ROWS —

● ● ● ● ●

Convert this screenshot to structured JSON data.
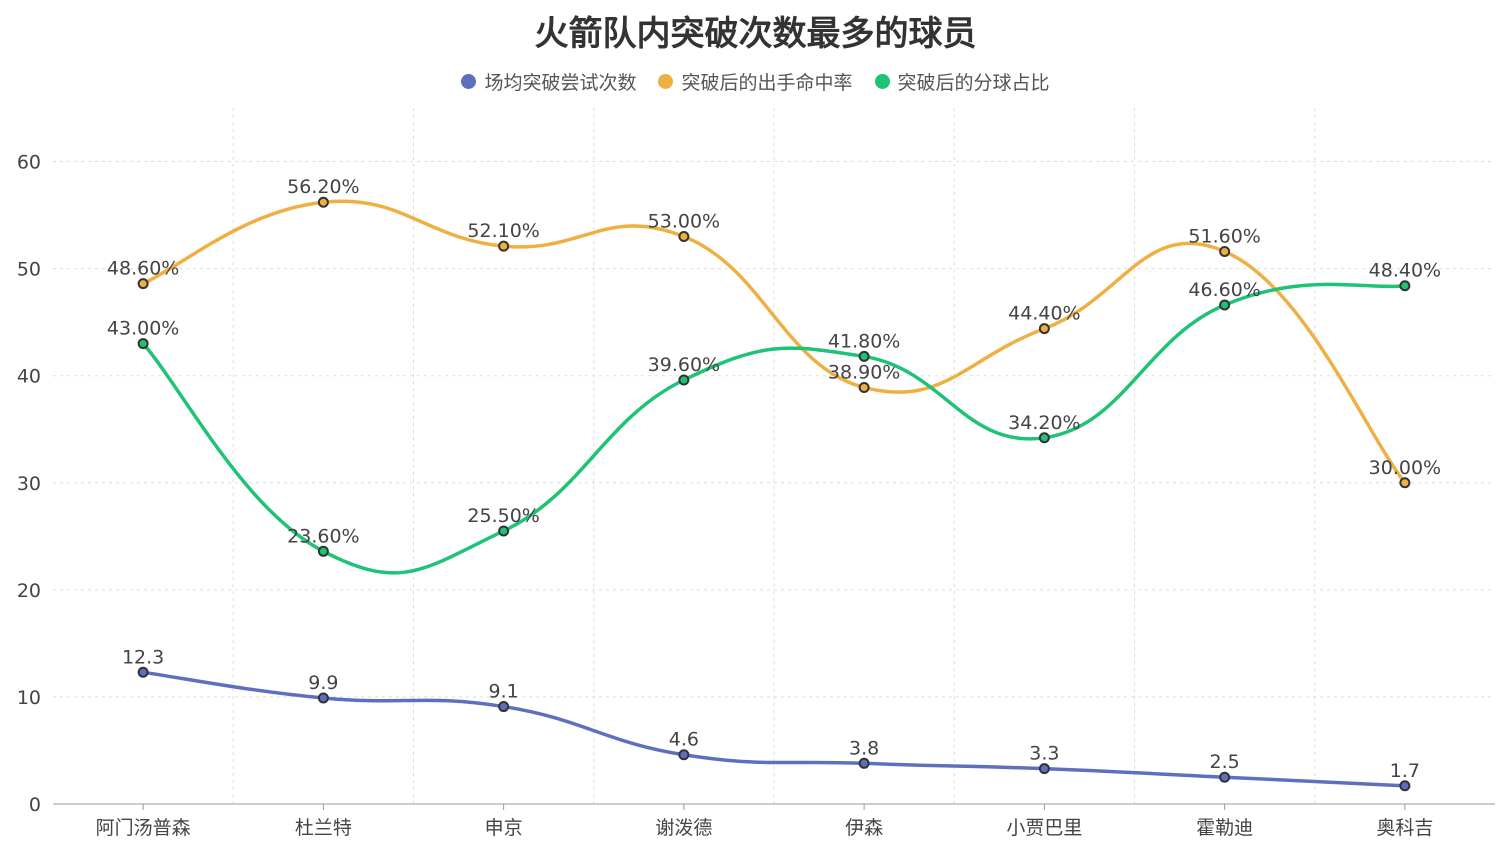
{
  "chart_data": {
    "type": "line",
    "title": "火箭队内突破次数最多的球员",
    "categories": [
      "阿门汤普森",
      "杜兰特",
      "申京",
      "谢泼德",
      "伊森",
      "小贾巴里",
      "霍勒迪",
      "奥科吉"
    ],
    "ylim": [
      0,
      65
    ],
    "yticks": [
      0,
      10,
      20,
      30,
      40,
      50,
      60
    ],
    "grid": true,
    "legend_position": "top-center",
    "series": [
      {
        "name": "场均突破尝试次数",
        "color": "#5f6fbf",
        "label_suffix": "",
        "decimals": 1,
        "values": [
          12.3,
          9.9,
          9.1,
          4.6,
          3.8,
          3.3,
          2.5,
          1.7
        ]
      },
      {
        "name": "突破后的出手命中率",
        "color": "#efb043",
        "label_suffix": "%",
        "decimals": 2,
        "values": [
          48.6,
          56.2,
          52.1,
          53.0,
          38.9,
          44.4,
          51.6,
          30.0
        ]
      },
      {
        "name": "突破后的分球占比",
        "color": "#1ec376",
        "label_suffix": "%",
        "decimals": 2,
        "values": [
          43.0,
          23.6,
          25.5,
          39.6,
          41.8,
          34.2,
          46.6,
          48.4
        ]
      }
    ]
  }
}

● ● ● ● ●

Tally the lines holding the string "name" and give only the count.

3